:: Work to do ::
Find every line with "heavy" in it, then report how many there are and nothing more.

START

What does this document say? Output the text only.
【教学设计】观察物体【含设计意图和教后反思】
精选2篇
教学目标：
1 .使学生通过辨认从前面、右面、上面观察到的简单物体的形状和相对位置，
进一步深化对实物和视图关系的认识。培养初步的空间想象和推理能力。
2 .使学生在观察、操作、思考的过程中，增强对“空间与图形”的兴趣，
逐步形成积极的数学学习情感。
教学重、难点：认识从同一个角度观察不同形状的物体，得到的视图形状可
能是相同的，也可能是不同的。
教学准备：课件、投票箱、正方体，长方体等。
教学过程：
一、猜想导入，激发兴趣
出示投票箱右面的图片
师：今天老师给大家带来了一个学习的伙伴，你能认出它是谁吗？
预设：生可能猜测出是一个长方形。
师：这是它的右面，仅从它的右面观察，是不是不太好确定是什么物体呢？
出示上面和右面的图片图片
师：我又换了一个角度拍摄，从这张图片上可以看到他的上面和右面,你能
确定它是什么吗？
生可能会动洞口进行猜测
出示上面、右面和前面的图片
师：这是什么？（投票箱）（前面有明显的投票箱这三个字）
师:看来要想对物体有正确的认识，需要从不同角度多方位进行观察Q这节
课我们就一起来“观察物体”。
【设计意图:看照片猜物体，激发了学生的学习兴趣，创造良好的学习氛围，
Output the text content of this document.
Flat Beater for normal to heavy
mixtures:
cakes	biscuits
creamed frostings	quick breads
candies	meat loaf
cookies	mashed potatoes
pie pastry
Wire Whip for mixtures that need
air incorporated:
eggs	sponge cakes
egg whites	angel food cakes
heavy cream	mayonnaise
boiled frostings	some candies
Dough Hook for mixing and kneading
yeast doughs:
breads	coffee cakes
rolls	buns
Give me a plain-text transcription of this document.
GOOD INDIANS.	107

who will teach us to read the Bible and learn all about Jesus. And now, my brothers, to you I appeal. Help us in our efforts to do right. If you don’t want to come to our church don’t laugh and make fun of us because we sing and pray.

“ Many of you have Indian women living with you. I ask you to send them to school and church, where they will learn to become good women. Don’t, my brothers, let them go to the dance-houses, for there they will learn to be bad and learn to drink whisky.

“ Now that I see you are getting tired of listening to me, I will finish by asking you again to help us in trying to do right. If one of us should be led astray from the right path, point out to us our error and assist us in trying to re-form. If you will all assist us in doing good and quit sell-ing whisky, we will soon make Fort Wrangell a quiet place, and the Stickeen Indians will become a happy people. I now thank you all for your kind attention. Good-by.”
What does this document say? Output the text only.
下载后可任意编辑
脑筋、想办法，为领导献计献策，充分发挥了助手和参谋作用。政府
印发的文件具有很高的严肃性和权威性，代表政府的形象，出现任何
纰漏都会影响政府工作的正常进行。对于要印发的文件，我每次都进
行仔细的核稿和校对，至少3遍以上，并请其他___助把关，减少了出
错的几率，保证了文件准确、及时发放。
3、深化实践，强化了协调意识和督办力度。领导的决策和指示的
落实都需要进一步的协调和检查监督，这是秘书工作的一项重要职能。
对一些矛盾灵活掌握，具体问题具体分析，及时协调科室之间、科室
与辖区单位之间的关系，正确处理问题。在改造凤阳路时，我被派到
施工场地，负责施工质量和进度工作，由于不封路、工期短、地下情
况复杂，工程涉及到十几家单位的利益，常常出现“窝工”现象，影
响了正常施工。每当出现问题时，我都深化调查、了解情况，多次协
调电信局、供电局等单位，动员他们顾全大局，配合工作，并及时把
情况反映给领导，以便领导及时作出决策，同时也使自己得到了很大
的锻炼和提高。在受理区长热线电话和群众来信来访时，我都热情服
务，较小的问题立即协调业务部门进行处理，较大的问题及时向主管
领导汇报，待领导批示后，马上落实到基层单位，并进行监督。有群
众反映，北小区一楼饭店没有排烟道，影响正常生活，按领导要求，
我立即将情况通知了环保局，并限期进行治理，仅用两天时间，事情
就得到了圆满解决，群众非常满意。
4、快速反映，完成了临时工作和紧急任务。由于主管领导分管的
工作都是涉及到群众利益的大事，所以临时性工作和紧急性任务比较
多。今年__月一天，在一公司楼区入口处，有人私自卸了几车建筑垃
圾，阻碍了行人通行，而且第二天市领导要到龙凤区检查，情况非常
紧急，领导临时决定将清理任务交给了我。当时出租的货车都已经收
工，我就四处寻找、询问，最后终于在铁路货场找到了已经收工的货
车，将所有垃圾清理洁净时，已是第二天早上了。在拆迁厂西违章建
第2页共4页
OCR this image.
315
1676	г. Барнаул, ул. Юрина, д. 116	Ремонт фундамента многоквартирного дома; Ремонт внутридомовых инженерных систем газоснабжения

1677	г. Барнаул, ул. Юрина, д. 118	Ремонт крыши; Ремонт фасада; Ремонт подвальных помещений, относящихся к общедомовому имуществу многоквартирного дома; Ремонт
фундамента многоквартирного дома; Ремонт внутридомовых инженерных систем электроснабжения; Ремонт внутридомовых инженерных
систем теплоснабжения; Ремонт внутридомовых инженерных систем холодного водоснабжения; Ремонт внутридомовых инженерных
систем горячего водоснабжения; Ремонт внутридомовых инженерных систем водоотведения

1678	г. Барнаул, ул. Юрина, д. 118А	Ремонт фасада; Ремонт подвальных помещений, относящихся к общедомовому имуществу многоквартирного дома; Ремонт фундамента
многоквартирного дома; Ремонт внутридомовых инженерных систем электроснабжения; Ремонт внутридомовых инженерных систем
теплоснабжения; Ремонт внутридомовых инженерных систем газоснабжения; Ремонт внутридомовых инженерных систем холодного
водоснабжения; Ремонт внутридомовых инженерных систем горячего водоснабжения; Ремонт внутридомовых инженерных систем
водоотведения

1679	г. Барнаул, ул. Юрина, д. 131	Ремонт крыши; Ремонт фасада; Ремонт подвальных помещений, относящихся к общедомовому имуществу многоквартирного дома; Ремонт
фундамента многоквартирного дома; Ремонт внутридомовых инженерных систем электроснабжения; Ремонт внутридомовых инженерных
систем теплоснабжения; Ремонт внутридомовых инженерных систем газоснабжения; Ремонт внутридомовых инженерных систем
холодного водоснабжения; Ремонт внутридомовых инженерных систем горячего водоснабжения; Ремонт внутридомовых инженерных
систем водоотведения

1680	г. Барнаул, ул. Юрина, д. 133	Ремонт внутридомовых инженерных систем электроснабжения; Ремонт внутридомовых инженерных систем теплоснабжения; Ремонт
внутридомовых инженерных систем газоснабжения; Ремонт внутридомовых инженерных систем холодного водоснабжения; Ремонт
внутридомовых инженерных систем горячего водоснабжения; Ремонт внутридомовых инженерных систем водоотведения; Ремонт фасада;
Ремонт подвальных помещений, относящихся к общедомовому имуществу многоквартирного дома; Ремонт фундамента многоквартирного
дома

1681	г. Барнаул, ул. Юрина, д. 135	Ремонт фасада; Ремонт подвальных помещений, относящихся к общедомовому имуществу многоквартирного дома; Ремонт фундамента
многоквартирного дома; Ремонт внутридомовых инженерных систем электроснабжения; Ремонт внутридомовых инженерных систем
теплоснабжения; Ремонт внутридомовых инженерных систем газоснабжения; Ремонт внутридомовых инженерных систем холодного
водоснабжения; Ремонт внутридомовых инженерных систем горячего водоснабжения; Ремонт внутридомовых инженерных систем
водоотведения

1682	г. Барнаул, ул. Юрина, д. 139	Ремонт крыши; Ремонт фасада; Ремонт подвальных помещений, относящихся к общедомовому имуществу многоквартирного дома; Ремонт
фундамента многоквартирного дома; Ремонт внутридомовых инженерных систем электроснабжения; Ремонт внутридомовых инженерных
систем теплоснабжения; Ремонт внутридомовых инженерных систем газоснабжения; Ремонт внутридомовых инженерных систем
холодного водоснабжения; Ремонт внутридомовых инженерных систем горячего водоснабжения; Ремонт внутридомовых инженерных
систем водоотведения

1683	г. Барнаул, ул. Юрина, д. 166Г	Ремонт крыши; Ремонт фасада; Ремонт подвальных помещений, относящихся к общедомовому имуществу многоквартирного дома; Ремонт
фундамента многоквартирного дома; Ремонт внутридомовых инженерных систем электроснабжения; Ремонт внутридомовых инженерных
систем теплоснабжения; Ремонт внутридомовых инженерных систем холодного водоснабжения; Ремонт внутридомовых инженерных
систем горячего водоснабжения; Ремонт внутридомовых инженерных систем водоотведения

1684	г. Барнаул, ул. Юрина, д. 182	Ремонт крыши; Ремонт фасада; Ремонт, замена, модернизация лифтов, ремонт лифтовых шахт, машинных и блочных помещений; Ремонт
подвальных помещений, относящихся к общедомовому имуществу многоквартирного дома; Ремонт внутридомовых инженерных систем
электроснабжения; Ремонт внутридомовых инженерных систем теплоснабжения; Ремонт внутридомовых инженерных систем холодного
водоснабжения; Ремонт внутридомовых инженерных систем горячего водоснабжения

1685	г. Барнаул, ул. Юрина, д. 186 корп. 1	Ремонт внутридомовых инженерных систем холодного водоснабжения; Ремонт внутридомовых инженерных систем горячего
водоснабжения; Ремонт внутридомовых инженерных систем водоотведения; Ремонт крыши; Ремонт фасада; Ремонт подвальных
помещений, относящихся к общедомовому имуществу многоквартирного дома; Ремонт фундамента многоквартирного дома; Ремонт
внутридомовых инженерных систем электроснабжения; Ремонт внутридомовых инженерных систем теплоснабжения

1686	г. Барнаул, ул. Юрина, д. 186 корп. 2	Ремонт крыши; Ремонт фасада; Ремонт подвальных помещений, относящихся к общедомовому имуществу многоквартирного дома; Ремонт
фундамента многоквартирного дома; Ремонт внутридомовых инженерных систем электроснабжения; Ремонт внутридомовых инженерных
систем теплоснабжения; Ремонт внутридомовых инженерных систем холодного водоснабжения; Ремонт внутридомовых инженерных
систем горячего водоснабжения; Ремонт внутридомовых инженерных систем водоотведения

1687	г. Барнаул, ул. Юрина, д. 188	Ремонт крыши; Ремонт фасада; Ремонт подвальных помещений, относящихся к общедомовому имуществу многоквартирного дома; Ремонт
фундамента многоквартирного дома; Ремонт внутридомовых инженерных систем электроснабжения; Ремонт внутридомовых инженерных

END

:: Correct output ::
2